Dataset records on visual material
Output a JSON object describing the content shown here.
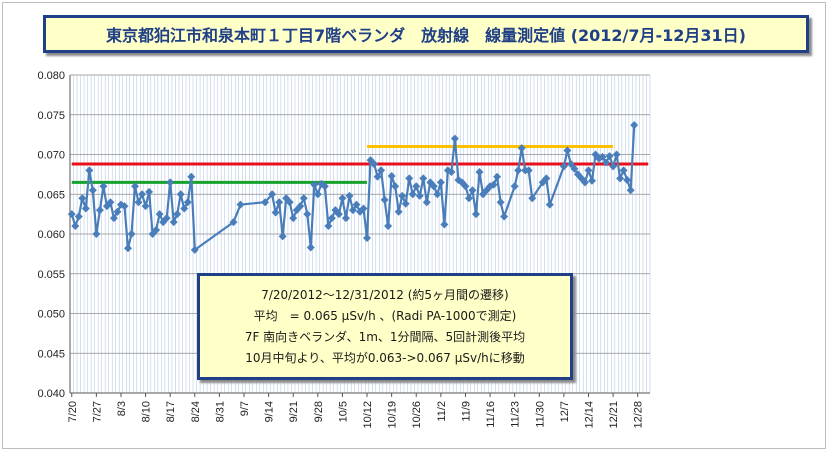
{
  "chart_data": {
    "type": "line",
    "title": "東京都狛江市和泉本町１丁目7階ベランダ　放射線　線量測定値 (2012/7月-12月31日)",
    "ylim": [
      0.04,
      0.08
    ],
    "y_ticks": [
      "0.040",
      "0.045",
      "0.050",
      "0.055",
      "0.060",
      "0.065",
      "0.070",
      "0.075",
      "0.080"
    ],
    "x_tick_labels": [
      "7/20",
      "7/27",
      "8/3",
      "8/10",
      "8/17",
      "8/24",
      "8/31",
      "9/7",
      "9/14",
      "9/21",
      "9/28",
      "10/5",
      "10/12",
      "10/19",
      "10/26",
      "11/2",
      "11/9",
      "11/16",
      "11/23",
      "11/30",
      "12/7",
      "12/14",
      "12/21",
      "12/28"
    ],
    "grid": true,
    "line_color": "#4a7ebb",
    "series": [
      {
        "values": [
          [
            0,
            0.0625
          ],
          [
            1,
            0.061
          ],
          [
            2,
            0.0622
          ],
          [
            3,
            0.0645
          ],
          [
            4,
            0.0632
          ],
          [
            5,
            0.068
          ],
          [
            6,
            0.0655
          ],
          [
            7,
            0.06
          ],
          [
            8,
            0.063
          ],
          [
            9,
            0.066
          ],
          [
            10,
            0.0635
          ],
          [
            11,
            0.064
          ],
          [
            12,
            0.062
          ],
          [
            13,
            0.0628
          ],
          [
            14,
            0.0637
          ],
          [
            15,
            0.0635
          ],
          [
            16,
            0.0582
          ],
          [
            17,
            0.06
          ],
          [
            18,
            0.066
          ],
          [
            19,
            0.064
          ],
          [
            20,
            0.065
          ],
          [
            21,
            0.0635
          ],
          [
            22,
            0.0653
          ],
          [
            23,
            0.06
          ],
          [
            24,
            0.0605
          ],
          [
            25,
            0.0625
          ],
          [
            26,
            0.0615
          ],
          [
            27,
            0.062
          ],
          [
            28,
            0.0665
          ],
          [
            29,
            0.0615
          ],
          [
            30,
            0.0625
          ],
          [
            31,
            0.065
          ],
          [
            32,
            0.0632
          ],
          [
            33,
            0.064
          ],
          [
            34,
            0.0672
          ],
          [
            35,
            0.058
          ],
          [
            46,
            0.0615
          ],
          [
            48,
            0.0637
          ],
          [
            55,
            0.064
          ],
          [
            57,
            0.065
          ],
          [
            58,
            0.0627
          ],
          [
            59,
            0.064
          ],
          [
            60,
            0.0597
          ],
          [
            61,
            0.0645
          ],
          [
            62,
            0.064
          ],
          [
            63,
            0.062
          ],
          [
            64,
            0.063
          ],
          [
            65,
            0.0635
          ],
          [
            66,
            0.0645
          ],
          [
            67,
            0.0625
          ],
          [
            68,
            0.0583
          ],
          [
            69,
            0.0662
          ],
          [
            70,
            0.065
          ],
          [
            71,
            0.0663
          ],
          [
            72,
            0.066
          ],
          [
            73,
            0.061
          ],
          [
            74,
            0.062
          ],
          [
            75,
            0.063
          ],
          [
            76,
            0.0625
          ],
          [
            77,
            0.0645
          ],
          [
            78,
            0.062
          ],
          [
            79,
            0.0648
          ],
          [
            80,
            0.063
          ],
          [
            81,
            0.0637
          ],
          [
            82,
            0.0628
          ],
          [
            83,
            0.0632
          ],
          [
            84,
            0.0595
          ],
          [
            85,
            0.0693
          ],
          [
            86,
            0.0688
          ],
          [
            87,
            0.0672
          ],
          [
            88,
            0.068
          ],
          [
            89,
            0.0643
          ],
          [
            90,
            0.061
          ],
          [
            91,
            0.0673
          ],
          [
            92,
            0.066
          ],
          [
            93,
            0.0628
          ],
          [
            94,
            0.0648
          ],
          [
            95,
            0.0638
          ],
          [
            96,
            0.067
          ],
          [
            97,
            0.065
          ],
          [
            98,
            0.066
          ],
          [
            99,
            0.0648
          ],
          [
            100,
            0.067
          ],
          [
            101,
            0.064
          ],
          [
            102,
            0.0665
          ],
          [
            103,
            0.066
          ],
          [
            104,
            0.065
          ],
          [
            105,
            0.0665
          ],
          [
            106,
            0.0612
          ],
          [
            107,
            0.068
          ],
          [
            108,
            0.0678
          ],
          [
            109,
            0.072
          ],
          [
            110,
            0.0668
          ],
          [
            111,
            0.0665
          ],
          [
            112,
            0.066
          ],
          [
            113,
            0.0645
          ],
          [
            114,
            0.0655
          ],
          [
            115,
            0.0625
          ],
          [
            116,
            0.0678
          ],
          [
            117,
            0.065
          ],
          [
            118,
            0.0655
          ],
          [
            119,
            0.066
          ],
          [
            120,
            0.0662
          ],
          [
            121,
            0.0672
          ],
          [
            122,
            0.064
          ],
          [
            123,
            0.0622
          ],
          [
            126,
            0.066
          ],
          [
            127,
            0.068
          ],
          [
            128,
            0.0708
          ],
          [
            129,
            0.068
          ],
          [
            130,
            0.068
          ],
          [
            131,
            0.0645
          ],
          [
            134,
            0.0665
          ],
          [
            135,
            0.067
          ],
          [
            136,
            0.0637
          ],
          [
            140,
            0.0685
          ],
          [
            141,
            0.0705
          ],
          [
            142,
            0.0688
          ],
          [
            143,
            0.0682
          ],
          [
            144,
            0.0675
          ],
          [
            145,
            0.067
          ],
          [
            146,
            0.0665
          ],
          [
            147,
            0.068
          ],
          [
            148,
            0.0667
          ],
          [
            149,
            0.07
          ],
          [
            150,
            0.0695
          ],
          [
            151,
            0.0697
          ],
          [
            152,
            0.069
          ],
          [
            153,
            0.0698
          ],
          [
            154,
            0.0685
          ],
          [
            155,
            0.07
          ],
          [
            156,
            0.067
          ],
          [
            157,
            0.068
          ],
          [
            158,
            0.0668
          ],
          [
            159,
            0.0655
          ],
          [
            160,
            0.0737
          ]
        ]
      }
    ],
    "reference_lines": [
      {
        "color": "#e8101a",
        "y": 0.0688,
        "x_from": 0,
        "x_to": 164
      },
      {
        "color": "#16a22c",
        "y": 0.0665,
        "x_from": 0,
        "x_to": 84
      },
      {
        "color": "#ffc000",
        "y": 0.071,
        "x_from": 84,
        "x_to": 154
      }
    ],
    "annotation_lines": [
      "7/20/2012～12/31/2012 (約5ヶ月間の遷移)",
      "平均　= 0.065 μSv/h 、(Radi PA-1000で測定)",
      "7F 南向きベランダ、1m、1分間隔、5回計測後平均",
      "10月中旬より、平均が0.063->0.067 μSv/hに移動"
    ]
  }
}
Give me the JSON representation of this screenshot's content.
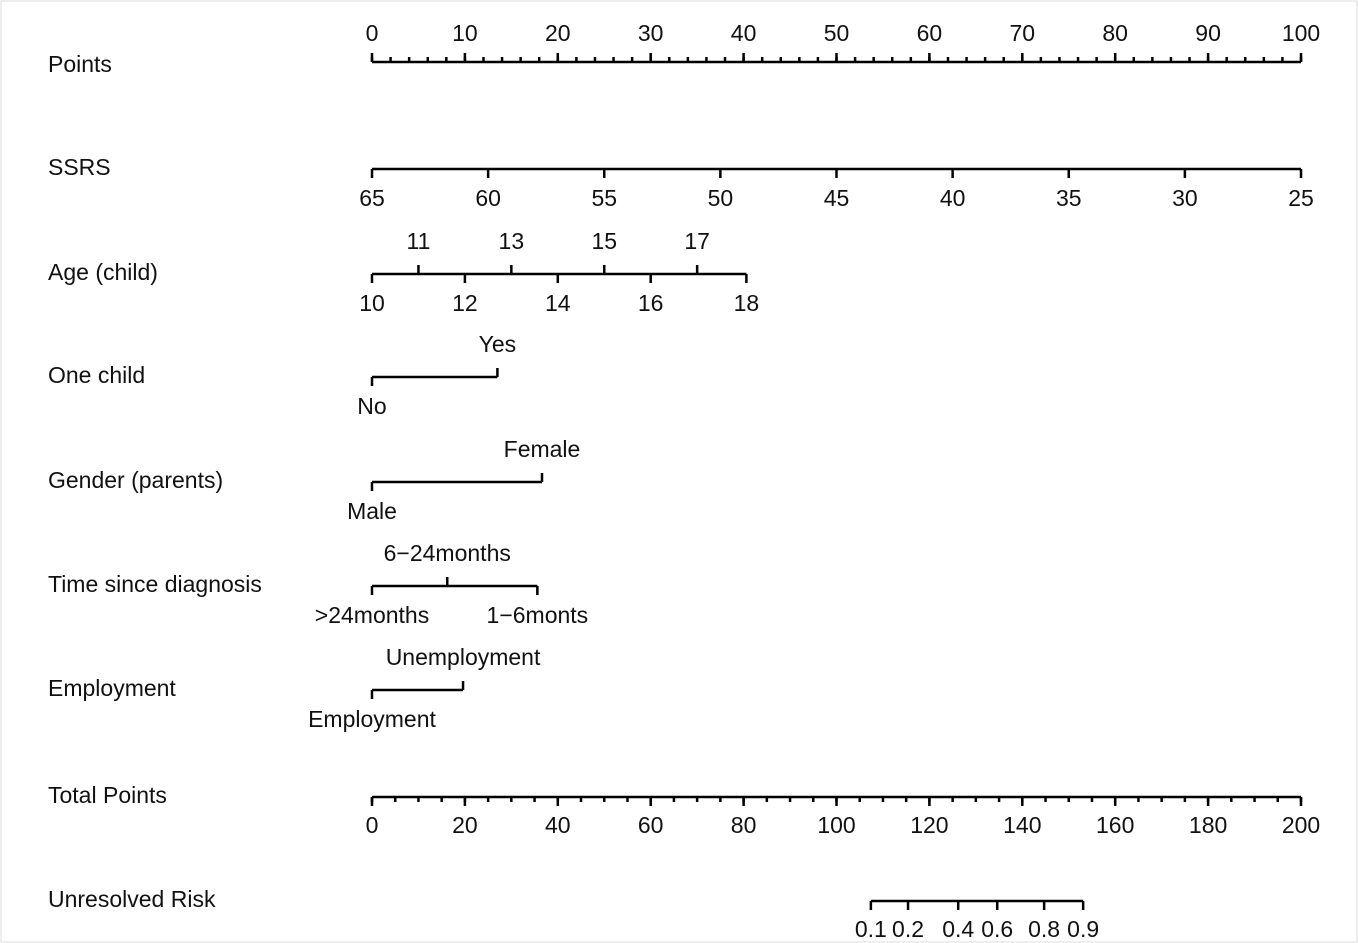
{
  "chart_data": {
    "type": "nomogram",
    "color": "#000000",
    "points": {
      "label": "Points",
      "lim": [
        0,
        100
      ],
      "ticks": [
        0,
        10,
        20,
        30,
        40,
        50,
        60,
        70,
        80,
        90,
        100
      ],
      "minor_step": 2
    },
    "variables": [
      {
        "label": "SSRS",
        "alternate_labels": false,
        "ticks": [
          {
            "value": 0,
            "label": "65"
          },
          {
            "value": 12.5,
            "label": "60"
          },
          {
            "value": 25,
            "label": "55"
          },
          {
            "value": 37.5,
            "label": "50"
          },
          {
            "value": 50,
            "label": "45"
          },
          {
            "value": 62.5,
            "label": "40"
          },
          {
            "value": 75,
            "label": "35"
          },
          {
            "value": 87.5,
            "label": "30"
          },
          {
            "value": 100,
            "label": "25"
          }
        ]
      },
      {
        "label": "Age (child)",
        "alternate_labels": true,
        "ticks": [
          {
            "value": 0,
            "label": "10"
          },
          {
            "value": 5,
            "label": "11"
          },
          {
            "value": 10,
            "label": "12"
          },
          {
            "value": 15,
            "label": "13"
          },
          {
            "value": 20,
            "label": "14"
          },
          {
            "value": 25,
            "label": "15"
          },
          {
            "value": 30,
            "label": "16"
          },
          {
            "value": 35,
            "label": "17"
          },
          {
            "value": 40.3,
            "label": "18"
          }
        ]
      },
      {
        "label": "One child",
        "alternate_labels": true,
        "ticks": [
          {
            "value": 0,
            "label": "No"
          },
          {
            "value": 13.5,
            "label": "Yes"
          }
        ]
      },
      {
        "label": "Gender (parents)",
        "alternate_labels": true,
        "ticks": [
          {
            "value": 0,
            "label": "Male"
          },
          {
            "value": 18.3,
            "label": "Female"
          }
        ]
      },
      {
        "label": "Time since diagnosis",
        "alternate_labels": true,
        "ticks": [
          {
            "value": 0,
            "label": ">24months"
          },
          {
            "value": 8.1,
            "label": "6−24months"
          },
          {
            "value": 17.8,
            "label": "1−6monts"
          }
        ]
      },
      {
        "label": "Employment",
        "alternate_labels": true,
        "ticks": [
          {
            "value": 0,
            "label": "Employment"
          },
          {
            "value": 9.8,
            "label": "Unemployment"
          }
        ]
      }
    ],
    "total": {
      "label": "Total Points",
      "lim": [
        0,
        200
      ],
      "ticks": [
        0,
        20,
        40,
        60,
        80,
        100,
        120,
        140,
        160,
        180,
        200
      ],
      "minor_step": 5
    },
    "risk": {
      "label": "Unresolved Risk",
      "ticks": [
        {
          "value": 107.4,
          "label": "0.1"
        },
        {
          "value": 115.4,
          "label": "0.2"
        },
        {
          "value": 126.2,
          "label": "0.4"
        },
        {
          "value": 134.6,
          "label": "0.6"
        },
        {
          "value": 144.7,
          "label": "0.8"
        },
        {
          "value": 153.1,
          "label": "0.9"
        }
      ]
    }
  }
}
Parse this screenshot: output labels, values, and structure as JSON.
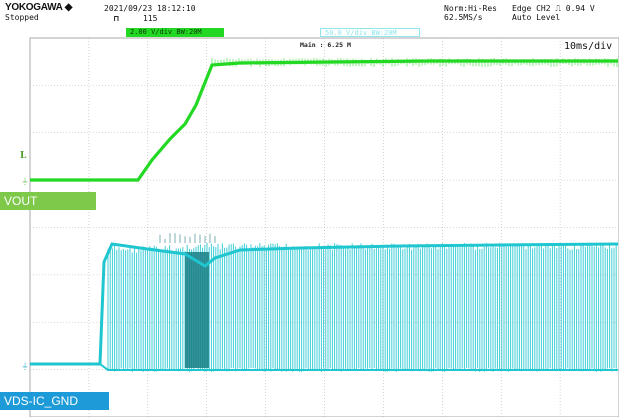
{
  "header": {
    "brand": "YOKOGAWA ◆",
    "state": "Stopped",
    "datetime": "2021/09/23 18:12:10",
    "acq_count": "115",
    "acq_mode": "Norm:Hi-Res",
    "sample_rate": "62.5MS/s",
    "trigger": "Edge CH2 ⎍ 0.94 V",
    "trigger_mode": "Auto Level"
  },
  "channels": {
    "ch2_scale": "2.00 V/div  BW:20M",
    "ch3_scale": "50.0 V/div  BW:20M",
    "ch2_color": "#22d822",
    "ch3_color": "#1fc6d0"
  },
  "display": {
    "main_label": "Main : 6.25 M",
    "timebase": "10ms/div",
    "marker_char": "L"
  },
  "traces": {
    "vout_label": "VOUT",
    "vds_label": "VDS-IC_GND",
    "vout_tag_color": "#7ec84a",
    "vds_tag_color": "#1d9bd8"
  }
}
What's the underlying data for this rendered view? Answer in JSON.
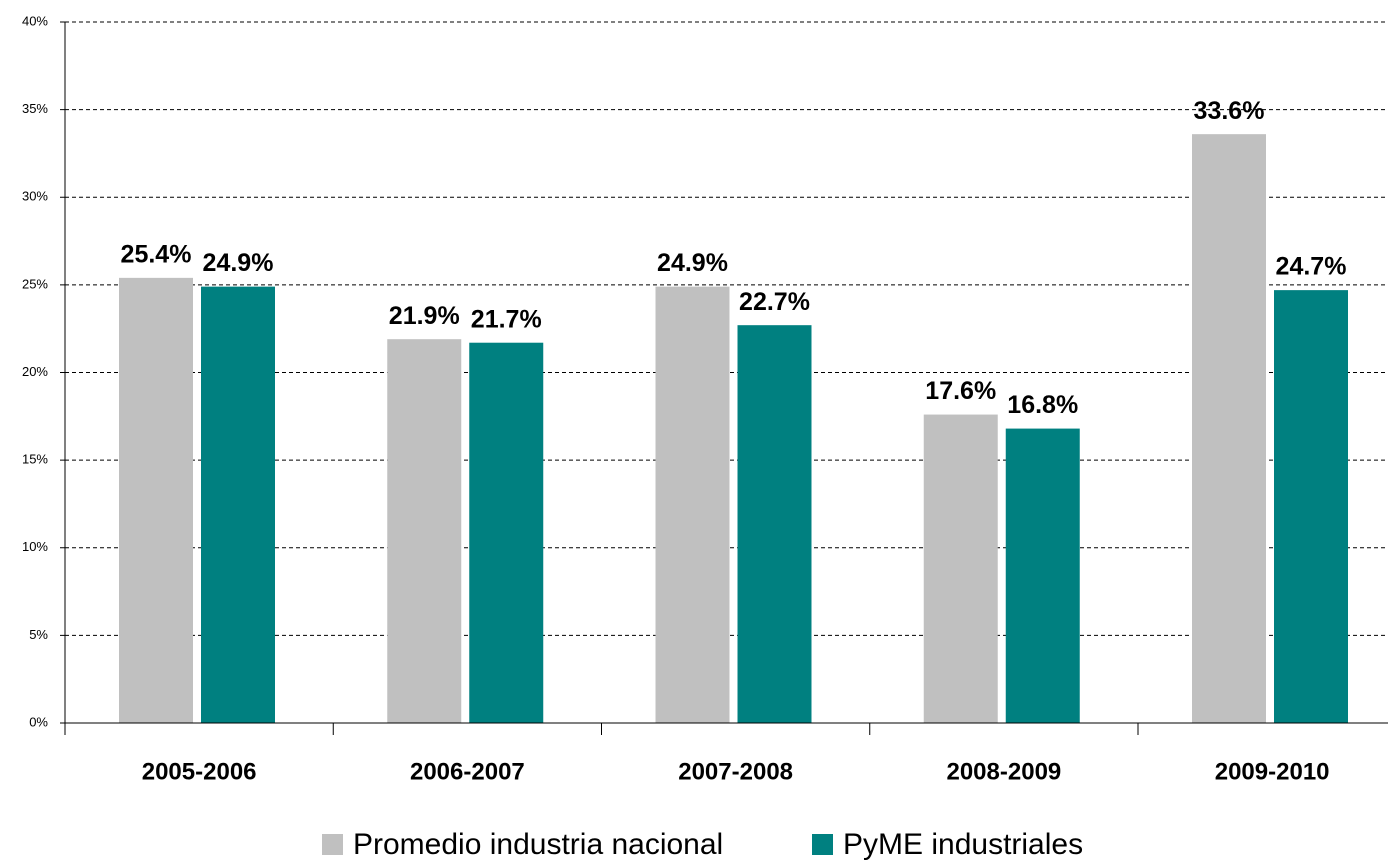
{
  "chart_data": {
    "type": "bar",
    "categories": [
      "2005-2006",
      "2006-2007",
      "2007-2008",
      "2008-2009",
      "2009-2010"
    ],
    "series": [
      {
        "name": "Promedio industria nacional",
        "color": "#c0c0c0",
        "values": [
          25.4,
          21.9,
          24.9,
          17.6,
          33.6
        ],
        "value_labels": [
          "25.4%",
          "21.9%",
          "24.9%",
          "17.6%",
          "33.6%"
        ]
      },
      {
        "name": "PyME industriales",
        "color": "#008080",
        "values": [
          24.9,
          21.7,
          22.7,
          16.8,
          24.7
        ],
        "value_labels": [
          "24.9%",
          "21.7%",
          "22.7%",
          "16.8%",
          "24.7%"
        ]
      }
    ],
    "ylim": [
      0,
      40
    ],
    "yticks": [
      {
        "value": 0,
        "label": "0%"
      },
      {
        "value": 5,
        "label": "5%"
      },
      {
        "value": 10,
        "label": "10%"
      },
      {
        "value": 15,
        "label": "15%"
      },
      {
        "value": 20,
        "label": "20%"
      },
      {
        "value": 25,
        "label": "25%"
      },
      {
        "value": 30,
        "label": "30%"
      },
      {
        "value": 35,
        "label": "35%"
      },
      {
        "value": 40,
        "label": "40%"
      }
    ],
    "grid": true,
    "legend": "bottom"
  }
}
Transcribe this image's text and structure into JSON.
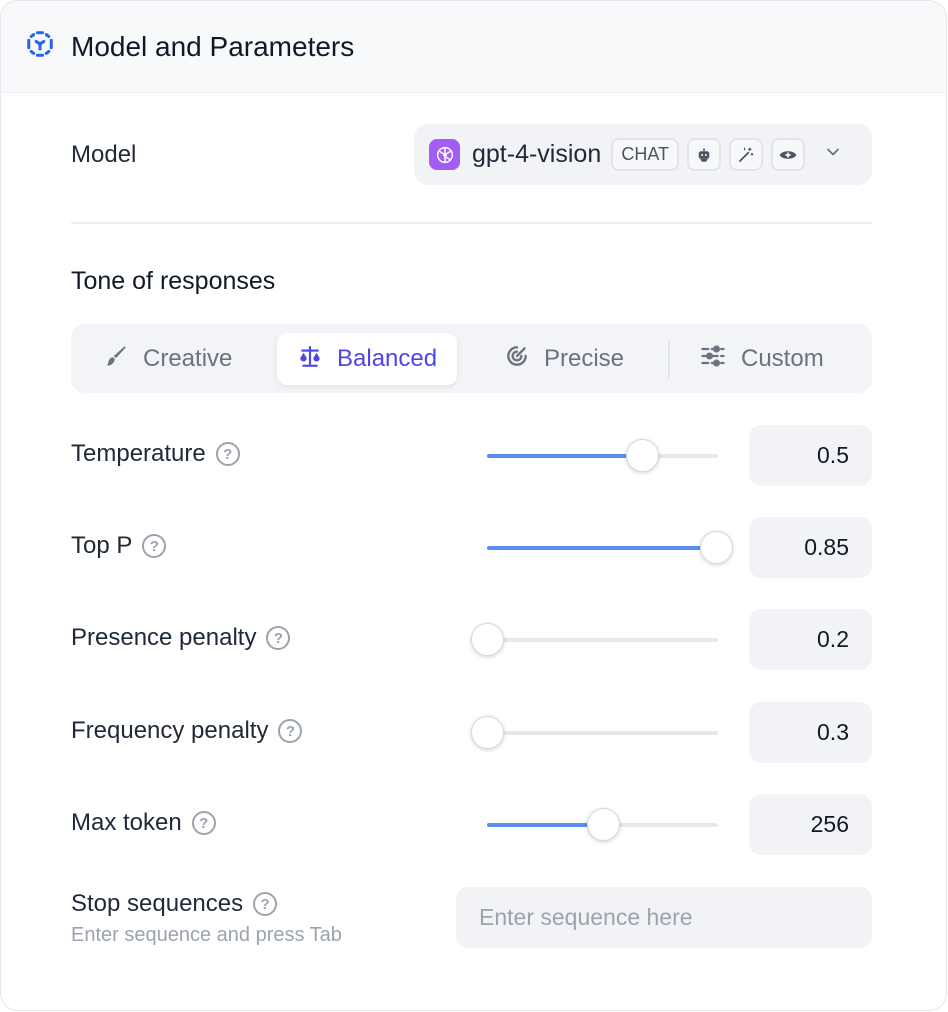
{
  "header": {
    "title": "Model and Parameters",
    "icon": "model-cube-icon"
  },
  "model": {
    "label": "Model",
    "name": "gpt-4-vision",
    "badge": "CHAT",
    "capability_icons": [
      "robot-icon",
      "magic-wand-icon",
      "eye-icon"
    ]
  },
  "tone": {
    "title": "Tone of responses",
    "tabs": [
      {
        "label": "Creative",
        "icon": "brush-icon"
      },
      {
        "label": "Balanced",
        "icon": "scale-icon",
        "active": true
      },
      {
        "label": "Precise",
        "icon": "target-icon"
      },
      {
        "label": "Custom",
        "icon": "sliders-icon"
      }
    ]
  },
  "params": [
    {
      "label": "Temperature",
      "value": "0.5",
      "slider_fraction": 0.67
    },
    {
      "label": "Top P",
      "value": "0.85",
      "slider_fraction": 0.99
    },
    {
      "label": "Presence penalty",
      "value": "0.2",
      "slider_fraction": 0
    },
    {
      "label": "Frequency penalty",
      "value": "0.3",
      "slider_fraction": 0
    },
    {
      "label": "Max token",
      "value": "256",
      "slider_fraction": 0.5
    }
  ],
  "stop": {
    "label": "Stop sequences",
    "hint": "Enter sequence and press Tab",
    "placeholder": "Enter sequence here"
  },
  "colors": {
    "accent": "#4f46e5",
    "slider": "#5b8def",
    "openai": "#a35cf5"
  }
}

WORK REQUIRED
Show all lines from the data above in which the word "penalty" appears.

FULL OUTPUT
      "label": "Presence penalty",
      "label": "Frequency penalty",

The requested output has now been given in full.